-- Given data --
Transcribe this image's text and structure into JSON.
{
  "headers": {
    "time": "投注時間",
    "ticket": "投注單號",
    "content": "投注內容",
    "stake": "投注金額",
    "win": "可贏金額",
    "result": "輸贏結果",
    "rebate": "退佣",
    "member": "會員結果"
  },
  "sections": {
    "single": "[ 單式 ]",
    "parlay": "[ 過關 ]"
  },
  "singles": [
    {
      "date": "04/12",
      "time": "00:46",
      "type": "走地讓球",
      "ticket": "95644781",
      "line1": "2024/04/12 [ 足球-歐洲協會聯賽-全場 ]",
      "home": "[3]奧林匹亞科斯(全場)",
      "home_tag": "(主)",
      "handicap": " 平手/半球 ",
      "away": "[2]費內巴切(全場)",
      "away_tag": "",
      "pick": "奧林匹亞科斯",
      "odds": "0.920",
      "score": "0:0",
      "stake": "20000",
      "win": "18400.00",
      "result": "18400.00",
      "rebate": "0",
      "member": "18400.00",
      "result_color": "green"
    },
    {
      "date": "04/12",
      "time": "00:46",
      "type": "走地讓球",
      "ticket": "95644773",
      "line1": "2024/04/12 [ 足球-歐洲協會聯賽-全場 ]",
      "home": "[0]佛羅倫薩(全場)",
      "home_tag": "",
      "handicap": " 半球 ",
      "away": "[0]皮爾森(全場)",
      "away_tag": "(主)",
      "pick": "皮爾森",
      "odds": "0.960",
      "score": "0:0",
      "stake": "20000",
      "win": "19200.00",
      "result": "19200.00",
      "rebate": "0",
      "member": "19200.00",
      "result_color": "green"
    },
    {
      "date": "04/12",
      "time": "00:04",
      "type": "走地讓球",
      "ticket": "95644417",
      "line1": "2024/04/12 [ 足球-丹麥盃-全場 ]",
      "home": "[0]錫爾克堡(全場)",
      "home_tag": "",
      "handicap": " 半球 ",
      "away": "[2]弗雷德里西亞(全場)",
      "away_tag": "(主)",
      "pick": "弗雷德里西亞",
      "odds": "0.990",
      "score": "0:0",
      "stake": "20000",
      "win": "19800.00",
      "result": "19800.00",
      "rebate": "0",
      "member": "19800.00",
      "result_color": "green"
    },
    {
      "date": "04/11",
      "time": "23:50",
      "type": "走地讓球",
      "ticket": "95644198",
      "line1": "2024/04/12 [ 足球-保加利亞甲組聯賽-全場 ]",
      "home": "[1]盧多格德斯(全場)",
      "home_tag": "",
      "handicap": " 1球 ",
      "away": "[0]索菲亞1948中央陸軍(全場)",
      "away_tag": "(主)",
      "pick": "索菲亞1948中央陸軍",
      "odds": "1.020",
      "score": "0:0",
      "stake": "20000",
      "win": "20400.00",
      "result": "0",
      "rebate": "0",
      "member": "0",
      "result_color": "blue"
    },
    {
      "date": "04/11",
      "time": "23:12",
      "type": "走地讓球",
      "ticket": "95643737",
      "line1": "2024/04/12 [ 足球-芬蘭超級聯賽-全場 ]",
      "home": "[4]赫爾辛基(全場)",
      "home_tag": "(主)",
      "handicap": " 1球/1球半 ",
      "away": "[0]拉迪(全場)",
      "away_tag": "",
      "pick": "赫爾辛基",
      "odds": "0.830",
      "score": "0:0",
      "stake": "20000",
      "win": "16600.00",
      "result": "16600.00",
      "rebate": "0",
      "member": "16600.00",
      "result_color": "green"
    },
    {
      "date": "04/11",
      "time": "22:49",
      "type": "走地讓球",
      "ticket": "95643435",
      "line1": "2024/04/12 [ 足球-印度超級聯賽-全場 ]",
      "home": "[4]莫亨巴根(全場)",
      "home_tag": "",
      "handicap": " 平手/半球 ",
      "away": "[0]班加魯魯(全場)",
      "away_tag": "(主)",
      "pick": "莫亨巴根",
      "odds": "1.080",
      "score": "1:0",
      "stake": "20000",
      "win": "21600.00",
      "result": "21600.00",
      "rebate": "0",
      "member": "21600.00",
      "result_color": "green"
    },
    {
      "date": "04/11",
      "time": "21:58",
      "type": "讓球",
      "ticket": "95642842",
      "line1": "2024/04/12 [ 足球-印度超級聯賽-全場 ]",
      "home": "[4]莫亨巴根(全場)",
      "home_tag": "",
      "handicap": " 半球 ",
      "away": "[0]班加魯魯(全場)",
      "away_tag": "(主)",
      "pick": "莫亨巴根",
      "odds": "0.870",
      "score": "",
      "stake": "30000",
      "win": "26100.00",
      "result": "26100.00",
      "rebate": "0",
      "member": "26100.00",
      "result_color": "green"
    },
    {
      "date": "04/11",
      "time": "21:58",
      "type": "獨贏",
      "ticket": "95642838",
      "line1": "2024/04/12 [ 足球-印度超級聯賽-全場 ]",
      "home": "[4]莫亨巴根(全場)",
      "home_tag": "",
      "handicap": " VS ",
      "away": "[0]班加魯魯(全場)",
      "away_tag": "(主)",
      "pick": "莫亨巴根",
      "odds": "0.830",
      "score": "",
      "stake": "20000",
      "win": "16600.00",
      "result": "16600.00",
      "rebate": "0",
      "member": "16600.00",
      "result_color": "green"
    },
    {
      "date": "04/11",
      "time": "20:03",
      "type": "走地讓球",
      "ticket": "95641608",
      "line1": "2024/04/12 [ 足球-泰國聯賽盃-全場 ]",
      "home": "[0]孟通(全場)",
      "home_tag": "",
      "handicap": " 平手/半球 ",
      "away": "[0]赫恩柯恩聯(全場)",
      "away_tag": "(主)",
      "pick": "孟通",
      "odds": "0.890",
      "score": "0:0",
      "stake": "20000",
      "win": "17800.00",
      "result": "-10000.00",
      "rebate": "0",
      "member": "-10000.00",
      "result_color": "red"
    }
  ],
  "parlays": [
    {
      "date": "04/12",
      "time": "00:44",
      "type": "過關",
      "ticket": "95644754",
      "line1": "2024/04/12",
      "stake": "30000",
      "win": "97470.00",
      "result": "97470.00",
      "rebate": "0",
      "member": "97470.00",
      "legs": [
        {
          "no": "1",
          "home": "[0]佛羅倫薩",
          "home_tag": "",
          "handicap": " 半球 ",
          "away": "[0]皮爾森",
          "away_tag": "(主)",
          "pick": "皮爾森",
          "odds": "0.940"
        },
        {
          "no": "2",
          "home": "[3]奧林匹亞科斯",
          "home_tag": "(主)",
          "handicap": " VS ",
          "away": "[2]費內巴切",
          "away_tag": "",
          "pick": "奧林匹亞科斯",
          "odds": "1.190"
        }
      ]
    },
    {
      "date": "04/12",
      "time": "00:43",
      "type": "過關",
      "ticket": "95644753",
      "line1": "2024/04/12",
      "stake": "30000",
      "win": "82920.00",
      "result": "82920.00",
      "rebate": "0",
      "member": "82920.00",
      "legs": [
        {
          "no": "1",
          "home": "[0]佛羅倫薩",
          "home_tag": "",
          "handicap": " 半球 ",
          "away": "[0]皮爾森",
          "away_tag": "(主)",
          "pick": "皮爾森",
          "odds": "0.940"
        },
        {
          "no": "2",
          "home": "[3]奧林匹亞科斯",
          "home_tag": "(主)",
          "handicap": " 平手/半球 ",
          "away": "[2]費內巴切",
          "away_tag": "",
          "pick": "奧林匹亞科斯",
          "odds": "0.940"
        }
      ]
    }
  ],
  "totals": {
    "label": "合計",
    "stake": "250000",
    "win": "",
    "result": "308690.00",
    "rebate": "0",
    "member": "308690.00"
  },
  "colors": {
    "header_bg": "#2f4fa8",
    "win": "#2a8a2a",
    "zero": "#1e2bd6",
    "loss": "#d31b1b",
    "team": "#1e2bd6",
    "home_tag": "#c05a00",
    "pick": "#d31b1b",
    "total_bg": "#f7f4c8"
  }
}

-- Set exercise --
From the records above, extract each line exactly as shown.

-- Task solution --
Transcribe this image's text and structure into JSON.
{
  "headers": {
    "time": "投注時間",
    "ticket": "投注單號",
    "content": "投注內容",
    "stake": "投注金額",
    "win": "可贏金額",
    "result": "輸贏結果",
    "rebate": "退佣",
    "member": "會員結果"
  },
  "sections": {
    "single": "[ 單式 ]",
    "parlay": "[ 過關 ]"
  },
  "singles": [
    {
      "date": "04/12",
      "time": "00:46",
      "type": "走地讓球",
      "ticket": "95644781",
      "line1": "2024/04/12 [ 足球-歐洲協會聯賽-全場 ]",
      "home": "[3]奧林匹亞科斯(全場)",
      "home_tag": "(主)",
      "handicap": " 平手/半球 ",
      "away": "[2]費內巴切(全場)",
      "away_tag": "",
      "pick": "奧林匹亞科斯",
      "odds": "0.920",
      "score": "0:0",
      "stake": "20000",
      "win": "18400.00",
      "result": "18400.00",
      "rebate": "0",
      "member": "18400.00",
      "result_color": "green"
    },
    {
      "date": "04/12",
      "time": "00:46",
      "type": "走地讓球",
      "ticket": "95644773",
      "line1": "2024/04/12 [ 足球-歐洲協會聯賽-全場 ]",
      "home": "[0]佛羅倫薩(全場)",
      "home_tag": "",
      "handicap": " 半球 ",
      "away": "[0]皮爾森(全場)",
      "away_tag": "(主)",
      "pick": "皮爾森",
      "odds": "0.960",
      "score": "0:0",
      "stake": "20000",
      "win": "19200.00",
      "result": "19200.00",
      "rebate": "0",
      "member": "19200.00",
      "result_color": "green"
    },
    {
      "date": "04/12",
      "time": "00:04",
      "type": "走地讓球",
      "ticket": "95644417",
      "line1": "2024/04/12 [ 足球-丹麥盃-全場 ]",
      "home": "[0]錫爾克堡(全場)",
      "home_tag": "",
      "handicap": " 半球 ",
      "away": "[2]弗雷德里西亞(全場)",
      "away_tag": "(主)",
      "pick": "弗雷德里西亞",
      "odds": "0.990",
      "score": "0:0",
      "stake": "20000",
      "win": "19800.00",
      "result": "19800.00",
      "rebate": "0",
      "member": "19800.00",
      "result_color": "green"
    },
    {
      "date": "04/11",
      "time": "23:50",
      "type": "走地讓球",
      "ticket": "95644198",
      "line1": "2024/04/12 [ 足球-保加利亞甲組聯賽-全場 ]",
      "home": "[1]盧多格德斯(全場)",
      "home_tag": "",
      "handicap": " 1球 ",
      "away": "[0]索菲亞1948中央陸軍(全場)",
      "away_tag": "(主)",
      "pick": "索菲亞1948中央陸軍",
      "odds": "1.020",
      "score": "0:0",
      "stake": "20000",
      "win": "20400.00",
      "result": "0",
      "rebate": "0",
      "member": "0",
      "result_color": "blue"
    },
    {
      "date": "04/11",
      "time": "23:12",
      "type": "走地讓球",
      "ticket": "95643737",
      "line1": "2024/04/12 [ 足球-芬蘭超級聯賽-全場 ]",
      "home": "[4]赫爾辛基(全場)",
      "home_tag": "(主)",
      "handicap": " 1球/1球半 ",
      "away": "[0]拉迪(全場)",
      "away_tag": "",
      "pick": "赫爾辛基",
      "odds": "0.830",
      "score": "0:0",
      "stake": "20000",
      "win": "16600.00",
      "result": "16600.00",
      "rebate": "0",
      "member": "16600.00",
      "result_color": "green"
    },
    {
      "date": "04/11",
      "time": "22:49",
      "type": "走地讓球",
      "ticket": "95643435",
      "line1": "2024/04/12 [ 足球-印度超級聯賽-全場 ]",
      "home": "[4]莫亨巴根(全場)",
      "home_tag": "",
      "handicap": " 平手/半球 ",
      "away": "[0]班加魯魯(全場)",
      "away_tag": "(主)",
      "pick": "莫亨巴根",
      "odds": "1.080",
      "score": "1:0",
      "stake": "20000",
      "win": "21600.00",
      "result": "21600.00",
      "rebate": "0",
      "member": "21600.00",
      "result_color": "green"
    },
    {
      "date": "04/11",
      "time": "21:58",
      "type": "讓球",
      "ticket": "95642842",
      "line1": "2024/04/12 [ 足球-印度超級聯賽-全場 ]",
      "home": "[4]莫亨巴根(全場)",
      "home_tag": "",
      "handicap": " 半球 ",
      "away": "[0]班加魯魯(全場)",
      "away_tag": "(主)",
      "pick": "莫亨巴根",
      "odds": "0.870",
      "score": "",
      "stake": "30000",
      "win": "26100.00",
      "result": "26100.00",
      "rebate": "0",
      "member": "26100.00",
      "result_color": "green"
    },
    {
      "date": "04/11",
      "time": "21:58",
      "type": "獨贏",
      "ticket": "95642838",
      "line1": "2024/04/12 [ 足球-印度超級聯賽-全場 ]",
      "home": "[4]莫亨巴根(全場)",
      "home_tag": "",
      "handicap": " VS ",
      "away": "[0]班加魯魯(全場)",
      "away_tag": "(主)",
      "pick": "莫亨巴根",
      "odds": "0.830",
      "score": "",
      "stake": "20000",
      "win": "16600.00",
      "result": "16600.00",
      "rebate": "0",
      "member": "16600.00",
      "result_color": "green"
    },
    {
      "date": "04/11",
      "time": "20:03",
      "type": "走地讓球",
      "ticket": "95641608",
      "line1": "2024/04/12 [ 足球-泰國聯賽盃-全場 ]",
      "home": "[0]孟通(全場)",
      "home_tag": "",
      "handicap": " 平手/半球 ",
      "away": "[0]赫恩柯恩聯(全場)",
      "away_tag": "(主)",
      "pick": "孟通",
      "odds": "0.890",
      "score": "0:0",
      "stake": "20000",
      "win": "17800.00",
      "result": "-10000.00",
      "rebate": "0",
      "member": "-10000.00",
      "result_color": "red"
    }
  ],
  "parlays": [
    {
      "date": "04/12",
      "time": "00:44",
      "type": "過關",
      "ticket": "95644754",
      "line1": "2024/04/12",
      "stake": "30000",
      "win": "97470.00",
      "result": "97470.00",
      "rebate": "0",
      "member": "97470.00",
      "legs": [
        {
          "no": "1",
          "home": "[0]佛羅倫薩",
          "home_tag": "",
          "handicap": " 半球 ",
          "away": "[0]皮爾森",
          "away_tag": "(主)",
          "pick": "皮爾森",
          "odds": "0.940"
        },
        {
          "no": "2",
          "home": "[3]奧林匹亞科斯",
          "home_tag": "(主)",
          "handicap": " VS ",
          "away": "[2]費內巴切",
          "away_tag": "",
          "pick": "奧林匹亞科斯",
          "odds": "1.190"
        }
      ]
    },
    {
      "date": "04/12",
      "time": "00:43",
      "type": "過關",
      "ticket": "95644753",
      "line1": "2024/04/12",
      "stake": "30000",
      "win": "82920.00",
      "result": "82920.00",
      "rebate": "0",
      "member": "82920.00",
      "legs": [
        {
          "no": "1",
          "home": "[0]佛羅倫薩",
          "home_tag": "",
          "handicap": " 半球 ",
          "away": "[0]皮爾森",
          "away_tag": "(主)",
          "pick": "皮爾森",
          "odds": "0.940"
        },
        {
          "no": "2",
          "home": "[3]奧林匹亞科斯",
          "home_tag": "(主)",
          "handicap": " 平手/半球 ",
          "away": "[2]費內巴切",
          "away_tag": "",
          "pick": "奧林匹亞科斯",
          "odds": "0.940"
        }
      ]
    }
  ],
  "totals": {
    "label": "合計",
    "stake": "250000",
    "win": "",
    "result": "308690.00",
    "rebate": "0",
    "member": "308690.00"
  },
  "colors": {
    "header_bg": "#2f4fa8",
    "win": "#2a8a2a",
    "zero": "#1e2bd6",
    "loss": "#d31b1b",
    "team": "#1e2bd6",
    "home_tag": "#c05a00",
    "pick": "#d31b1b",
    "total_bg": "#f7f4c8"
  }
}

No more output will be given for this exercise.